Make an exact copy of all the entries, but do not reproduce the pictures.
# Start of Material
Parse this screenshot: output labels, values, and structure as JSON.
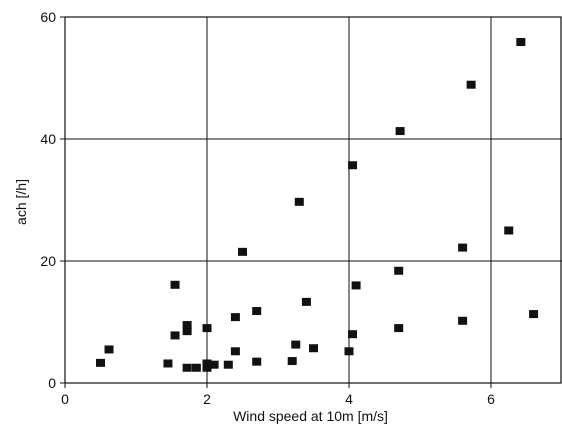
{
  "chart_data": {
    "type": "scatter",
    "title": "",
    "xlabel": "Wind speed at 10m [m/s]",
    "ylabel": "ach [/h]",
    "xlim": [
      0,
      7
    ],
    "ylim": [
      0,
      60
    ],
    "x_ticks": [
      0,
      2,
      4,
      6
    ],
    "y_ticks": [
      0,
      20,
      40,
      60
    ],
    "grid": true,
    "points": [
      {
        "x": 0.5,
        "y": 3.3
      },
      {
        "x": 0.62,
        "y": 5.5
      },
      {
        "x": 1.45,
        "y": 3.2
      },
      {
        "x": 1.55,
        "y": 7.8
      },
      {
        "x": 1.55,
        "y": 16.1
      },
      {
        "x": 1.72,
        "y": 2.5
      },
      {
        "x": 1.72,
        "y": 8.5
      },
      {
        "x": 1.72,
        "y": 9.5
      },
      {
        "x": 1.85,
        "y": 2.5
      },
      {
        "x": 2.0,
        "y": 2.5
      },
      {
        "x": 2.0,
        "y": 3.2
      },
      {
        "x": 2.0,
        "y": 9.0
      },
      {
        "x": 2.1,
        "y": 3.0
      },
      {
        "x": 2.3,
        "y": 3.0
      },
      {
        "x": 2.4,
        "y": 5.2
      },
      {
        "x": 2.4,
        "y": 10.8
      },
      {
        "x": 2.5,
        "y": 21.5
      },
      {
        "x": 2.7,
        "y": 3.5
      },
      {
        "x": 2.7,
        "y": 11.8
      },
      {
        "x": 3.2,
        "y": 3.6
      },
      {
        "x": 3.25,
        "y": 6.3
      },
      {
        "x": 3.3,
        "y": 29.7
      },
      {
        "x": 3.4,
        "y": 13.3
      },
      {
        "x": 3.5,
        "y": 5.7
      },
      {
        "x": 4.0,
        "y": 5.2
      },
      {
        "x": 4.05,
        "y": 8.0
      },
      {
        "x": 4.05,
        "y": 35.7
      },
      {
        "x": 4.1,
        "y": 16.0
      },
      {
        "x": 4.7,
        "y": 9.0
      },
      {
        "x": 4.7,
        "y": 18.4
      },
      {
        "x": 4.72,
        "y": 41.3
      },
      {
        "x": 5.6,
        "y": 10.2
      },
      {
        "x": 5.6,
        "y": 22.2
      },
      {
        "x": 5.72,
        "y": 48.9
      },
      {
        "x": 6.25,
        "y": 25.0
      },
      {
        "x": 6.42,
        "y": 55.9
      },
      {
        "x": 6.6,
        "y": 11.3
      }
    ]
  }
}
# End of Material
#### Solution for this problem
Parse this screenshot: output labels, values, and structure as JSON.
{
  "chart_data": {
    "type": "scatter",
    "title": "",
    "xlabel": "Wind speed at 10m [m/s]",
    "ylabel": "ach [/h]",
    "xlim": [
      0,
      7
    ],
    "ylim": [
      0,
      60
    ],
    "x_ticks": [
      0,
      2,
      4,
      6
    ],
    "y_ticks": [
      0,
      20,
      40,
      60
    ],
    "grid": true,
    "points": [
      {
        "x": 0.5,
        "y": 3.3
      },
      {
        "x": 0.62,
        "y": 5.5
      },
      {
        "x": 1.45,
        "y": 3.2
      },
      {
        "x": 1.55,
        "y": 7.8
      },
      {
        "x": 1.55,
        "y": 16.1
      },
      {
        "x": 1.72,
        "y": 2.5
      },
      {
        "x": 1.72,
        "y": 8.5
      },
      {
        "x": 1.72,
        "y": 9.5
      },
      {
        "x": 1.85,
        "y": 2.5
      },
      {
        "x": 2.0,
        "y": 2.5
      },
      {
        "x": 2.0,
        "y": 3.2
      },
      {
        "x": 2.0,
        "y": 9.0
      },
      {
        "x": 2.1,
        "y": 3.0
      },
      {
        "x": 2.3,
        "y": 3.0
      },
      {
        "x": 2.4,
        "y": 5.2
      },
      {
        "x": 2.4,
        "y": 10.8
      },
      {
        "x": 2.5,
        "y": 21.5
      },
      {
        "x": 2.7,
        "y": 3.5
      },
      {
        "x": 2.7,
        "y": 11.8
      },
      {
        "x": 3.2,
        "y": 3.6
      },
      {
        "x": 3.25,
        "y": 6.3
      },
      {
        "x": 3.3,
        "y": 29.7
      },
      {
        "x": 3.4,
        "y": 13.3
      },
      {
        "x": 3.5,
        "y": 5.7
      },
      {
        "x": 4.0,
        "y": 5.2
      },
      {
        "x": 4.05,
        "y": 8.0
      },
      {
        "x": 4.05,
        "y": 35.7
      },
      {
        "x": 4.1,
        "y": 16.0
      },
      {
        "x": 4.7,
        "y": 9.0
      },
      {
        "x": 4.7,
        "y": 18.4
      },
      {
        "x": 4.72,
        "y": 41.3
      },
      {
        "x": 5.6,
        "y": 10.2
      },
      {
        "x": 5.6,
        "y": 22.2
      },
      {
        "x": 5.72,
        "y": 48.9
      },
      {
        "x": 6.25,
        "y": 25.0
      },
      {
        "x": 6.42,
        "y": 55.9
      },
      {
        "x": 6.6,
        "y": 11.3
      }
    ]
  }
}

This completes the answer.